| Data excerpts |
┄┄┄┄┄┄┄┄┄┄

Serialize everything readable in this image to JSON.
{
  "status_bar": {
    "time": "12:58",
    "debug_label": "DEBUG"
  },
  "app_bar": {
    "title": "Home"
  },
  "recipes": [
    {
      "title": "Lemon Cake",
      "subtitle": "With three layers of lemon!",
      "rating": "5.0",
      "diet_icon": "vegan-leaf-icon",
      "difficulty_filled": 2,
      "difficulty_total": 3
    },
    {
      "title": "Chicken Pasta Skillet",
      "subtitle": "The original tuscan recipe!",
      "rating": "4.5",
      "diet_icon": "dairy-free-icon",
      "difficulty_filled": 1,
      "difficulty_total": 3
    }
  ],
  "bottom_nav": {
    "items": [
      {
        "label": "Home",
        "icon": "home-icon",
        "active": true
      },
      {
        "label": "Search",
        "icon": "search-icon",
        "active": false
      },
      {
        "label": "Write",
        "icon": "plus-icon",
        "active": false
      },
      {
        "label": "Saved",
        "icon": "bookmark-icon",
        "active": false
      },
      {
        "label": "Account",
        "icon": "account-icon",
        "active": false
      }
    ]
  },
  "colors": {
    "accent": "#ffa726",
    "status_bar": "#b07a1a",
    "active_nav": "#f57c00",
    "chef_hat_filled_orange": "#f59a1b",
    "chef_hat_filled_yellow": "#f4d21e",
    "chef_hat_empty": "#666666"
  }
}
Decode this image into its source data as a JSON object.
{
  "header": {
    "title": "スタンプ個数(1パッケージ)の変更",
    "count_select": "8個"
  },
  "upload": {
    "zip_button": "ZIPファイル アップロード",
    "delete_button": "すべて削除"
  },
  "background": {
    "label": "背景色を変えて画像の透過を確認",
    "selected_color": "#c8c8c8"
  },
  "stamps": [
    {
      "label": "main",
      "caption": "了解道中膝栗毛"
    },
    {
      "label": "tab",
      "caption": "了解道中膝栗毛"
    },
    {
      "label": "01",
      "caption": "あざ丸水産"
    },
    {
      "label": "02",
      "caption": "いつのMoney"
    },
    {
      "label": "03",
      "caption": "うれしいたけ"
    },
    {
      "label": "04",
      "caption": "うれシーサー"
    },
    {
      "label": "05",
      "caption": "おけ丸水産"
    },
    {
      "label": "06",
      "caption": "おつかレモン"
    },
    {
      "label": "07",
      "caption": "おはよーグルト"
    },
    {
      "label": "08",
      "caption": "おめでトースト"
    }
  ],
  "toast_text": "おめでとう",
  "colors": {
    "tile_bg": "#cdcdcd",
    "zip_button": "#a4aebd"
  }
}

┄┄┄┄┄┄┄┄┄┄

| Your task |
Output only the lines from the one holding "Decode this image" through the last line above, exactly as they appear.

| Finished exercise |
Decode this image into its source data as a JSON object.
{
  "header": {
    "title": "スタンプ個数(1パッケージ)の変更",
    "count_select": "8個"
  },
  "upload": {
    "zip_button": "ZIPファイル アップロード",
    "delete_button": "すべて削除"
  },
  "background": {
    "label": "背景色を変えて画像の透過を確認",
    "selected_color": "#c8c8c8"
  },
  "stamps": [
    {
      "label": "main",
      "caption": "了解道中膝栗毛"
    },
    {
      "label": "tab",
      "caption": "了解道中膝栗毛"
    },
    {
      "label": "01",
      "caption": "あざ丸水産"
    },
    {
      "label": "02",
      "caption": "いつのMoney"
    },
    {
      "label": "03",
      "caption": "うれしいたけ"
    },
    {
      "label": "04",
      "caption": "うれシーサー"
    },
    {
      "label": "05",
      "caption": "おけ丸水産"
    },
    {
      "label": "06",
      "caption": "おつかレモン"
    },
    {
      "label": "07",
      "caption": "おはよーグルト"
    },
    {
      "label": "08",
      "caption": "おめでトースト"
    }
  ],
  "toast_text": "おめでとう",
  "colors": {
    "tile_bg": "#cdcdcd",
    "zip_button": "#a4aebd"
  }
}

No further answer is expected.